EXERCISE OBJECTIVE:
Please quote every line word for word.

#### INFORMATION SUPPLIED

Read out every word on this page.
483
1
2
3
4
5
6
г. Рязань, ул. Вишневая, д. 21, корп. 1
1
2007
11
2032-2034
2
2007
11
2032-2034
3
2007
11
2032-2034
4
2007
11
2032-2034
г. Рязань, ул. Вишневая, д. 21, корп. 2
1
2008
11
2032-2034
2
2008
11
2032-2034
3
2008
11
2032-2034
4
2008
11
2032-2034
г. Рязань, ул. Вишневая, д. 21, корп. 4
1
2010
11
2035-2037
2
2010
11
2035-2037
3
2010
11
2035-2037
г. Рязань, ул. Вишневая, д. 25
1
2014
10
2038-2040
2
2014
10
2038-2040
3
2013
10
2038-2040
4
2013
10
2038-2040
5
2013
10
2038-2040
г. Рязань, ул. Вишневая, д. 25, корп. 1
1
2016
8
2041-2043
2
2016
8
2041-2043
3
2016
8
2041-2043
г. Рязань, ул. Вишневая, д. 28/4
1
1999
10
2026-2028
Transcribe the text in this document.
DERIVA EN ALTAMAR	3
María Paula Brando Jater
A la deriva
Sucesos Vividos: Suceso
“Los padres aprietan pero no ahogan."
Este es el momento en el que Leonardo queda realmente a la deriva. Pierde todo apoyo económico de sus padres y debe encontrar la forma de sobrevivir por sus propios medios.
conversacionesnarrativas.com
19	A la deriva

########

REPLY:
Read out every word on this page.
483
1
2
3
4
5
6
г. Рязань, ул. Вишневая, д. 21, корп. 1
1
2007
11
2032-2034
2
2007
11
2032-2034
3
2007
11
2032-2034
4
2007
11
2032-2034
г. Рязань, ул. Вишневая, д. 21, корп. 2
1
2008
11
2032-2034
2
2008
11
2032-2034
3
2008
11
2032-2034
4
2008
11
2032-2034
г. Рязань, ул. Вишневая, д. 21, корп. 4
1
2010
11
2035-2037
2
2010
11
2035-2037
3
2010
11
2035-2037
г. Рязань, ул. Вишневая, д. 25
1
2014
10
2038-2040
2
2014
10
2038-2040
3
2013
10
2038-2040
4
2013
10
2038-2040
5
2013
10
2038-2040
г. Рязань, ул. Вишневая, д. 25, корп. 1
1
2016
8
2041-2043
2
2016
8
2041-2043
3
2016
8
2041-2043
г. Рязань, ул. Вишневая, д. 28/4
1
1999
10
2026-2028
Transcribe the text in this document.
DERIVA EN ALTAMAR	3
María Paula Brando Jater
A la deriva
Sucesos Vividos: Suceso
“Los padres aprietan pero no ahogan."
Este es el momento en el que Leonardo queda realmente a la deriva. Pierde todo apoyo económico de sus padres y debe encontrar la forma de sobrevivir por sus propios medios.
conversacionesnarrativas.com
19	A la deriva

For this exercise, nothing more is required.